▶ [SET EXERCISE] Give the number of lines in the data that hold the string "Daily". Nothing else is needed.

— START OF DATA FOR THIS TASK —

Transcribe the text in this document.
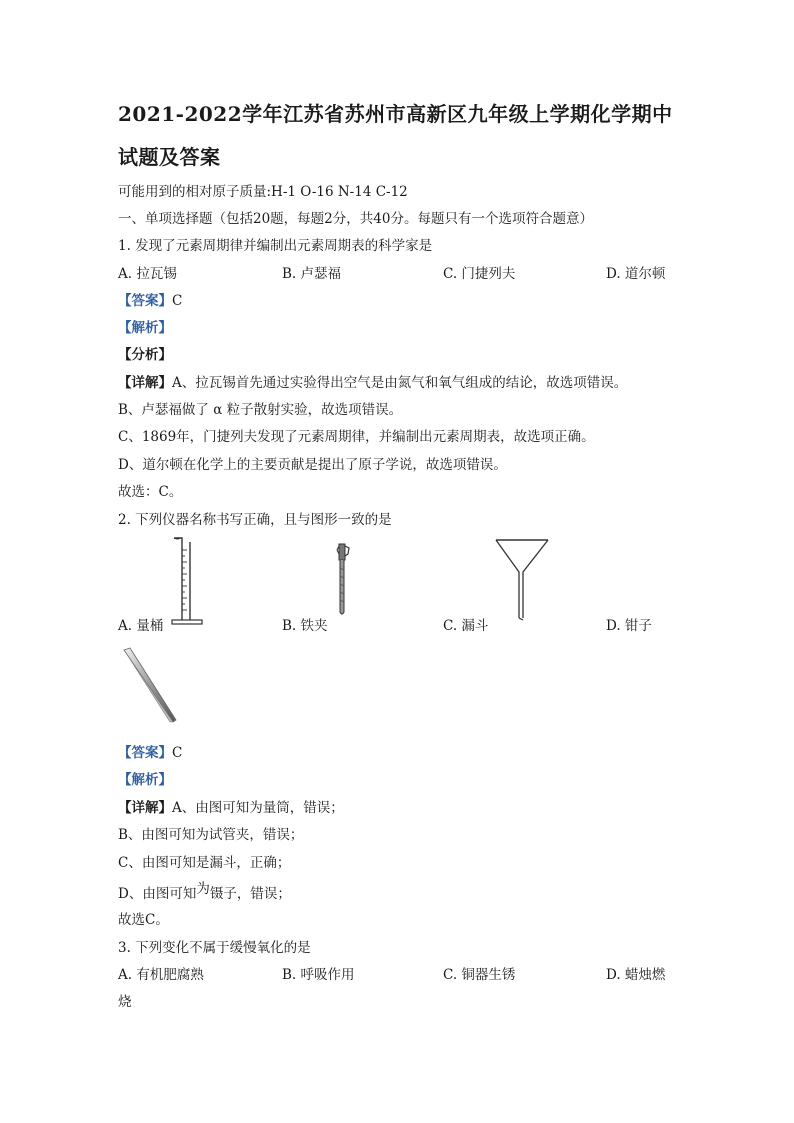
2021-2022学年江苏省苏州市高新区九年级上学期化学期中
试题及答案
可能用到的相对原子质量:H-1 O-16 N-14 C-12
一、单项选择题（包括20题，每题2分，共40分。每题只有一个选项符合题意）
1. 发现了元素周期律并编制出元素周期表的科学家是
A. 拉瓦锡	B. 卢瑟福	C. 门捷列夫	D. 道尔顿
【答案】C
【解析】
【分析】
【详解】A、拉瓦锡首先通过实验得出空气是由氮气和氧气组成的结论，故选项错误。
B、卢瑟福做了 α 粒子散射实验，故选项错误。
C、1869年，门捷列夫发现了元素周期律，并编制出元素周期表，故选项正确。
D、道尔顿在化学上的主要贡献是提出了原子学说，故选项错误。
故选：C。
2. 下列仪器名称书写正确，且与图形一致的是
A. 量桶	B. 铁夹	C. 漏斗	D. 钳子
【答案】C
【解析】
【详解】A、由图可知为量筒，错误；
B、由图可知为试管夹，错误；
C、由图可知是漏斗，正确；
D、由图可知为镊子，错误；
故选C。
3. 下列变化不属于缓慢氧化的是
A. 有机肥腐熟	B. 呼吸作用	C. 铜器生锈	D. 蜡烛燃
烧
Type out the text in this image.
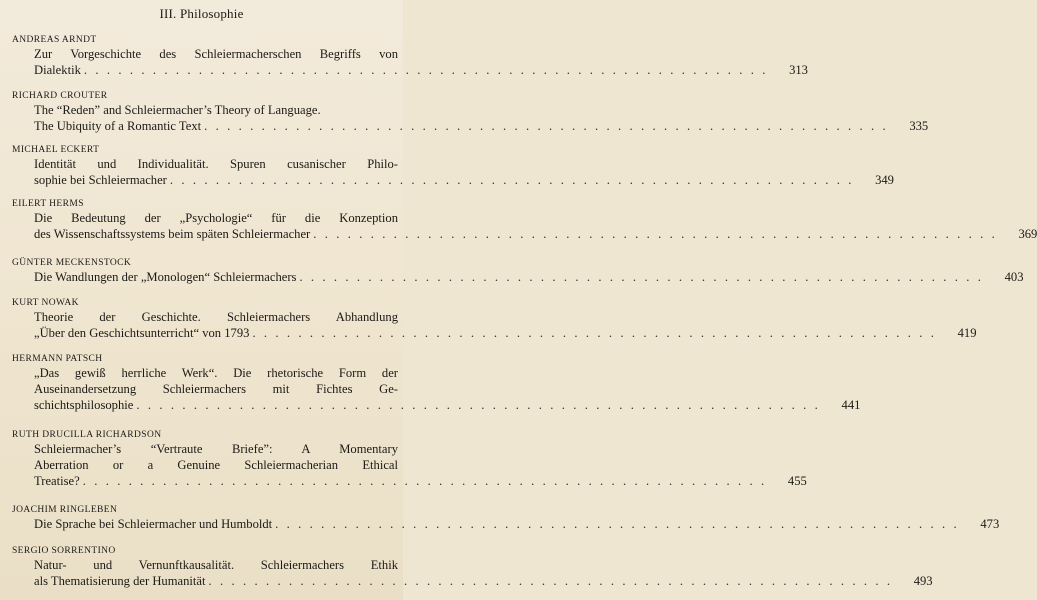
III. Philosophie
ANDREAS ARNDT
Zur Vorgeschichte des Schleiermacherschen Begriffs von
Dialektik . . . . . . . . . . . . . . . . . . . . . . . . . . . . . . . . . . . . . . . . . . . . . . . . . . . . . . . . . . . .	313
RICHARD CROUTER
The “Reden” and Schleiermacher’s Theory of Language.
The Ubiquity of a Romantic Text . . . . . . . . . . . . . . . . . . . . . . . . . . . . . . . . . . . . . . . . . . . . . . . . . . . . . . . . . . . .	335
MICHAEL ECKERT
Identität und Individualität. Spuren cusanischer Philo-
sophie bei Schleiermacher . . . . . . . . . . . . . . . . . . . . . . . . . . . . . . . . . . . . . . . . . . . . . . . . . . . . . . . . . . . .	349
EILERT HERMS
Die Bedeutung der „Psychologie“ für die Konzeption
des Wissenschaftssystems beim späten Schleiermacher . . . . . . . . . . . . . . . . . . . . . . . . . . . . . . . . . . . . . . . . . . . . . . . . . . . . . . . . . . . .	369
GÜNTER MECKENSTOCK
Die Wandlungen der „Monologen“ Schleiermachers . . . . . . . . . . . . . . . . . . . . . . . . . . . . . . . . . . . . . . . . . . . . . . . . . . . . . . . . . . . .	403
KURT NOWAK
Theorie der Geschichte. Schleiermachers Abhandlung
„Über den Geschichtsunterricht“ von 1793 . . . . . . . . . . . . . . . . . . . . . . . . . . . . . . . . . . . . . . . . . . . . . . . . . . . . . . . . . . . .	419
HERMANN PATSCH
„Das gewiß herrliche Werk“. Die rhetorische Form der
Auseinandersetzung Schleiermachers mit Fichtes Ge-
schichtsphilosophie . . . . . . . . . . . . . . . . . . . . . . . . . . . . . . . . . . . . . . . . . . . . . . . . . . . . . . . . . . . .	441
RUTH DRUCILLA RICHARDSON
Schleiermacher’s “Vertraute Briefe”: A Momentary
Aberration or a Genuine Schleiermacherian Ethical
Treatise? . . . . . . . . . . . . . . . . . . . . . . . . . . . . . . . . . . . . . . . . . . . . . . . . . . . . . . . . . . . .	455
JOACHIM RINGLEBEN
Die Sprache bei Schleiermacher und Humboldt . . . . . . . . . . . . . . . . . . . . . . . . . . . . . . . . . . . . . . . . . . . . . . . . . . . . . . . . . . . .	473
SERGIO SORRENTINO
Natur- und Vernunftkausalität. Schleiermachers Ethik
als Thematisierung der Humanität . . . . . . . . . . . . . . . . . . . . . . . . . . . . . . . . . . . . . . . . . . . . . . . . . . . . . . . . . . . .	493
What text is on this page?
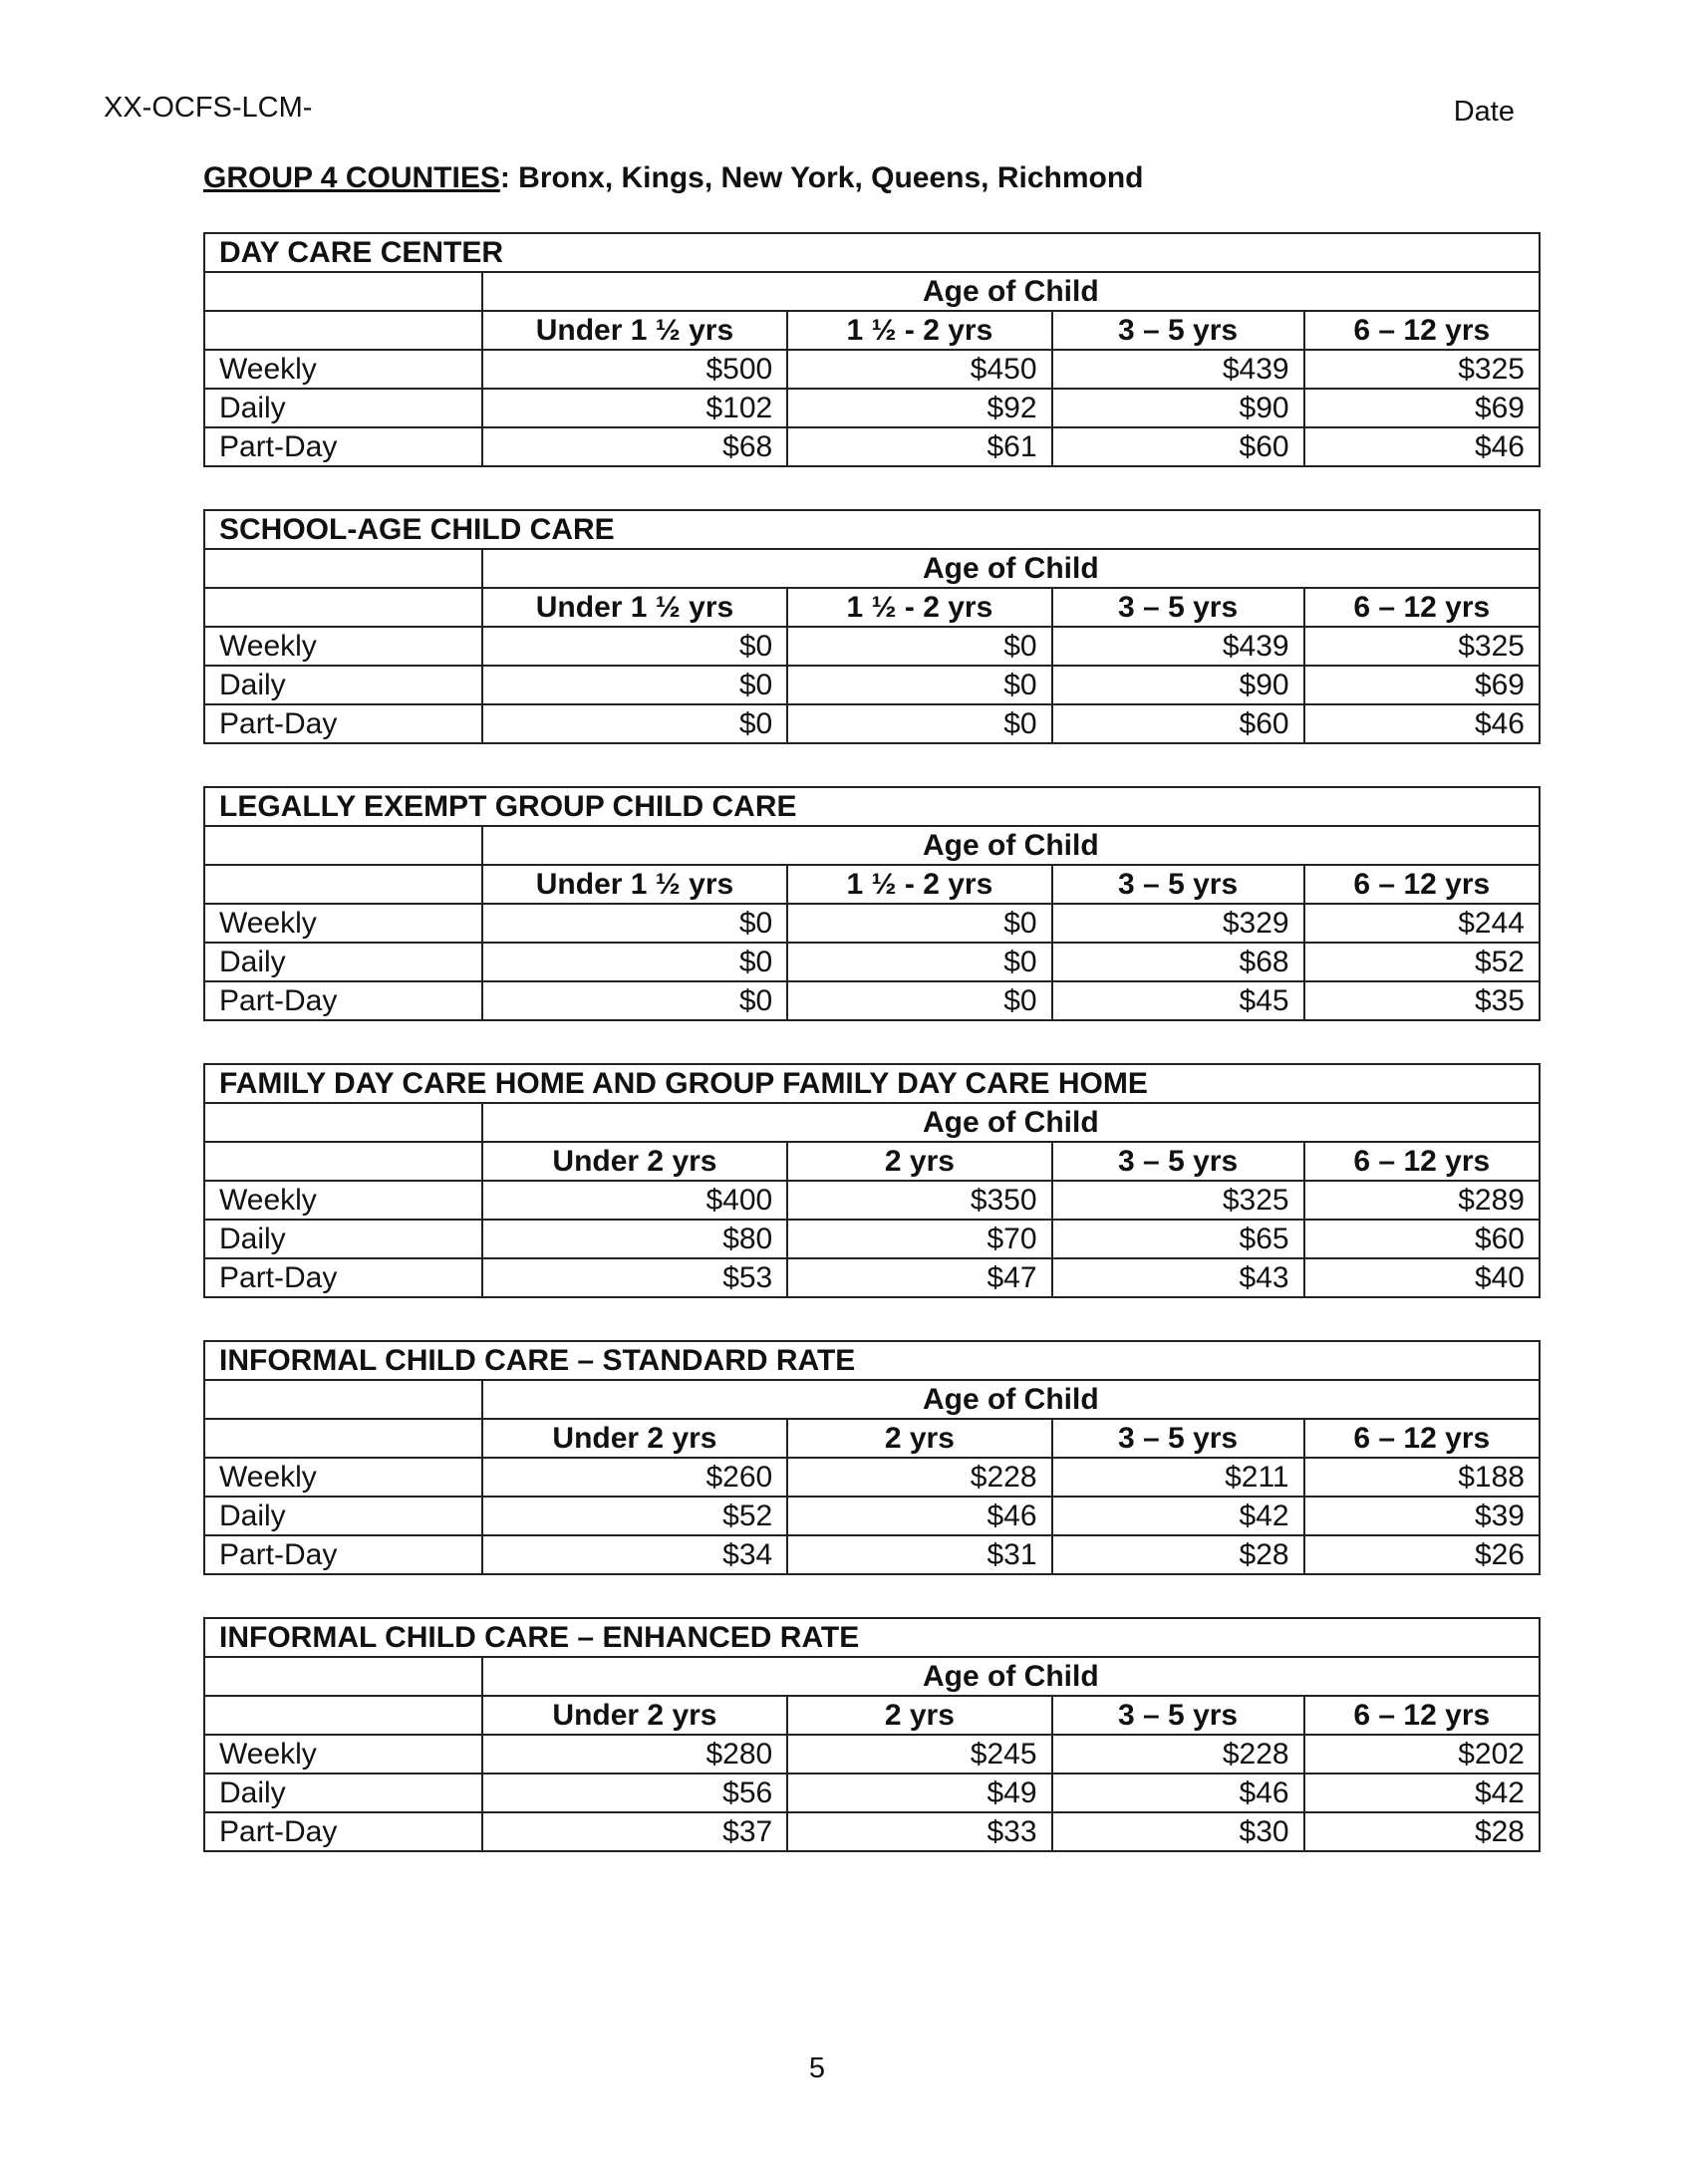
XX-OCFS-LCM-	Date
GROUP 4 COUNTIES: Bronx, Kings, New York, Queens, Richmond
DAY CARE CENTER				
	Age of Child			
	Under 1 ½ yrs	1 ½ - 2 yrs	3 – 5 yrs	6 – 12 yrs
Weekly	$500	$450	$439	$325
Daily	$102	$92	$90	$69
Part-Day	$68	$61	$60	$46
SCHOOL-AGE CHILD CARE				
	Age of Child			
	Under 1 ½ yrs	1 ½ - 2 yrs	3 – 5 yrs	6 – 12 yrs
Weekly	$0	$0	$439	$325
Daily	$0	$0	$90	$69
Part-Day	$0	$0	$60	$46
LEGALLY EXEMPT GROUP CHILD CARE				
	Age of Child			
	Under 1 ½ yrs	1 ½ - 2 yrs	3 – 5 yrs	6 – 12 yrs
Weekly	$0	$0	$329	$244
Daily	$0	$0	$68	$52
Part-Day	$0	$0	$45	$35
FAMILY DAY CARE HOME AND GROUP FAMILY DAY CARE HOME				
	Age of Child			
	Under 2 yrs	2 yrs	3 – 5 yrs	6 – 12 yrs
Weekly	$400	$350	$325	$289
Daily	$80	$70	$65	$60
Part-Day	$53	$47	$43	$40
INFORMAL CHILD CARE – STANDARD RATE				
	Age of Child			
	Under 2 yrs	2 yrs	3 – 5 yrs	6 – 12 yrs
Weekly	$260	$228	$211	$188
Daily	$52	$46	$42	$39
Part-Day	$34	$31	$28	$26
INFORMAL CHILD CARE – ENHANCED RATE				
	Age of Child			
	Under 2 yrs	2 yrs	3 – 5 yrs	6 – 12 yrs
Weekly	$280	$245	$228	$202
Daily	$56	$49	$46	$42
Part-Day	$37	$33	$30	$28
5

— END OF DATA FOR THIS TASK —

▶ [FULL ANSWER] 6